* Aim of the exercise: Transcribe the material in full, exactly as written.

# # # # #

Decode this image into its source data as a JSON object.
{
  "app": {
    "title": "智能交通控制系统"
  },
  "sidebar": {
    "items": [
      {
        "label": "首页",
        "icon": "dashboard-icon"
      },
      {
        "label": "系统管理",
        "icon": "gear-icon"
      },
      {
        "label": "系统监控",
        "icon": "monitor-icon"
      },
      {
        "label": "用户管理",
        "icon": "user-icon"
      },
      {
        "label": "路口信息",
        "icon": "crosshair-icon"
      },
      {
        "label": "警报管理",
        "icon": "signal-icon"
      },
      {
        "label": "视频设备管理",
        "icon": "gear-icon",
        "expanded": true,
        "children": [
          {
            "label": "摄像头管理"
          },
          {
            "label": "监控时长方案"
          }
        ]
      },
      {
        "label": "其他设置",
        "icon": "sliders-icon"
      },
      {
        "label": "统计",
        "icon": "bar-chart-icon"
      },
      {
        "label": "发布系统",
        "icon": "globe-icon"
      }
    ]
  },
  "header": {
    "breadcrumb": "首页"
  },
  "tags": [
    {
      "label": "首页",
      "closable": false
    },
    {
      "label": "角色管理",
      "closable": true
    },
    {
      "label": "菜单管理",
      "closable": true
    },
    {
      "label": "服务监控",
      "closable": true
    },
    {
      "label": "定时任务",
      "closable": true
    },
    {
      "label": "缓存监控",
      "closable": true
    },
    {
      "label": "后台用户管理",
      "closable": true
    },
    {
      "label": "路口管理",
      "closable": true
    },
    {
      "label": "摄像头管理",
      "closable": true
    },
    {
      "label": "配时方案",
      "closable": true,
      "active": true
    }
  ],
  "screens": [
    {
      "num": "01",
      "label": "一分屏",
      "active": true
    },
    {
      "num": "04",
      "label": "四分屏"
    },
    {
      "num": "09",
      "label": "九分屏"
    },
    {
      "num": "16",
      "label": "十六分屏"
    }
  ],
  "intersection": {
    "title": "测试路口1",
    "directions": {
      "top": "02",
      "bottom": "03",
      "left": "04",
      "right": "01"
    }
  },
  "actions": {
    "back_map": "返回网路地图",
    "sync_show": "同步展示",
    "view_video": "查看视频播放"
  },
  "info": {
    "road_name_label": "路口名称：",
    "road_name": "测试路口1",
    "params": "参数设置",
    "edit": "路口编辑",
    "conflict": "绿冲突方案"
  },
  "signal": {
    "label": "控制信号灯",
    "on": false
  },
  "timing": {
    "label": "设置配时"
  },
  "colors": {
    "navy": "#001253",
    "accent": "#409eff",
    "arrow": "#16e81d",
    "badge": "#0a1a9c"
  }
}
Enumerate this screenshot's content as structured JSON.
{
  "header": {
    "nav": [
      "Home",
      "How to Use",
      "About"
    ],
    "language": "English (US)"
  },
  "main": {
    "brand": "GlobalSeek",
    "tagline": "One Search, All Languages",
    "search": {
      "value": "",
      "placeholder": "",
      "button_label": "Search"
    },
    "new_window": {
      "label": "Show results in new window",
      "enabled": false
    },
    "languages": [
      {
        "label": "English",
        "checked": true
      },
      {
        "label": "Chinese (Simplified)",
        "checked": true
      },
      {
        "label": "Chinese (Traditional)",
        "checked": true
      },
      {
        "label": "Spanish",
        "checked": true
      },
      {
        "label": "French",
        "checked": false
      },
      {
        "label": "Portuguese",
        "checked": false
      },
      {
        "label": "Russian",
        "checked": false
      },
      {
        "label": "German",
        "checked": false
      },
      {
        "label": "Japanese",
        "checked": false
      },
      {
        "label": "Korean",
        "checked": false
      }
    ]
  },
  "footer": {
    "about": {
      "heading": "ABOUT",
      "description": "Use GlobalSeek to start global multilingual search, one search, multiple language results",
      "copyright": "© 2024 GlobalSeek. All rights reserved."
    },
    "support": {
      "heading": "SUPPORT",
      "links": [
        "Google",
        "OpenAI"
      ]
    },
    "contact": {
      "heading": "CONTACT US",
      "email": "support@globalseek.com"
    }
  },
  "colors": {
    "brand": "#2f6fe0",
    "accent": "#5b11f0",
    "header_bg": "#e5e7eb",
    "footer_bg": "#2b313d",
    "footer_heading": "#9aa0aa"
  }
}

# # # # #

* The reply:
Decode this image into its source data as a JSON object.
{
  "app": {
    "title": "智能交通控制系统"
  },
  "sidebar": {
    "items": [
      {
        "label": "首页",
        "icon": "dashboard-icon"
      },
      {
        "label": "系统管理",
        "icon": "gear-icon"
      },
      {
        "label": "系统监控",
        "icon": "monitor-icon"
      },
      {
        "label": "用户管理",
        "icon": "user-icon"
      },
      {
        "label": "路口信息",
        "icon": "crosshair-icon"
      },
      {
        "label": "警报管理",
        "icon": "signal-icon"
      },
      {
        "label": "视频设备管理",
        "icon": "gear-icon",
        "expanded": true,
        "children": [
          {
            "label": "摄像头管理"
          },
          {
            "label": "监控时长方案"
          }
        ]
      },
      {
        "label": "其他设置",
        "icon": "sliders-icon"
      },
      {
        "label": "统计",
        "icon": "bar-chart-icon"
      },
      {
        "label": "发布系统",
        "icon": "globe-icon"
      }
    ]
  },
  "header": {
    "breadcrumb": "首页"
  },
  "tags": [
    {
      "label": "首页",
      "closable": false
    },
    {
      "label": "角色管理",
      "closable": true
    },
    {
      "label": "菜单管理",
      "closable": true
    },
    {
      "label": "服务监控",
      "closable": true
    },
    {
      "label": "定时任务",
      "closable": true
    },
    {
      "label": "缓存监控",
      "closable": true
    },
    {
      "label": "后台用户管理",
      "closable": true
    },
    {
      "label": "路口管理",
      "closable": true
    },
    {
      "label": "摄像头管理",
      "closable": true
    },
    {
      "label": "配时方案",
      "closable": true,
      "active": true
    }
  ],
  "screens": [
    {
      "num": "01",
      "label": "一分屏",
      "active": true
    },
    {
      "num": "04",
      "label": "四分屏"
    },
    {
      "num": "09",
      "label": "九分屏"
    },
    {
      "num": "16",
      "label": "十六分屏"
    }
  ],
  "intersection": {
    "title": "测试路口1",
    "directions": {
      "top": "02",
      "bottom": "03",
      "left": "04",
      "right": "01"
    }
  },
  "actions": {
    "back_map": "返回网路地图",
    "sync_show": "同步展示",
    "view_video": "查看视频播放"
  },
  "info": {
    "road_name_label": "路口名称：",
    "road_name": "测试路口1",
    "params": "参数设置",
    "edit": "路口编辑",
    "conflict": "绿冲突方案"
  },
  "signal": {
    "label": "控制信号灯",
    "on": false
  },
  "timing": {
    "label": "设置配时"
  },
  "colors": {
    "navy": "#001253",
    "accent": "#409eff",
    "arrow": "#16e81d",
    "badge": "#0a1a9c"
  }
}
Enumerate this screenshot's content as structured JSON.
{
  "header": {
    "nav": [
      "Home",
      "How to Use",
      "About"
    ],
    "language": "English (US)"
  },
  "main": {
    "brand": "GlobalSeek",
    "tagline": "One Search, All Languages",
    "search": {
      "value": "",
      "placeholder": "",
      "button_label": "Search"
    },
    "new_window": {
      "label": "Show results in new window",
      "enabled": false
    },
    "languages": [
      {
        "label": "English",
        "checked": true
      },
      {
        "label": "Chinese (Simplified)",
        "checked": true
      },
      {
        "label": "Chinese (Traditional)",
        "checked": true
      },
      {
        "label": "Spanish",
        "checked": true
      },
      {
        "label": "French",
        "checked": false
      },
      {
        "label": "Portuguese",
        "checked": false
      },
      {
        "label": "Russian",
        "checked": false
      },
      {
        "label": "German",
        "checked": false
      },
      {
        "label": "Japanese",
        "checked": false
      },
      {
        "label": "Korean",
        "checked": false
      }
    ]
  },
  "footer": {
    "about": {
      "heading": "ABOUT",
      "description": "Use GlobalSeek to start global multilingual search, one search, multiple language results",
      "copyright": "© 2024 GlobalSeek. All rights reserved."
    },
    "support": {
      "heading": "SUPPORT",
      "links": [
        "Google",
        "OpenAI"
      ]
    },
    "contact": {
      "heading": "CONTACT US",
      "email": "support@globalseek.com"
    }
  },
  "colors": {
    "brand": "#2f6fe0",
    "accent": "#5b11f0",
    "header_bg": "#e5e7eb",
    "footer_bg": "#2b313d",
    "footer_heading": "#9aa0aa"
  }
}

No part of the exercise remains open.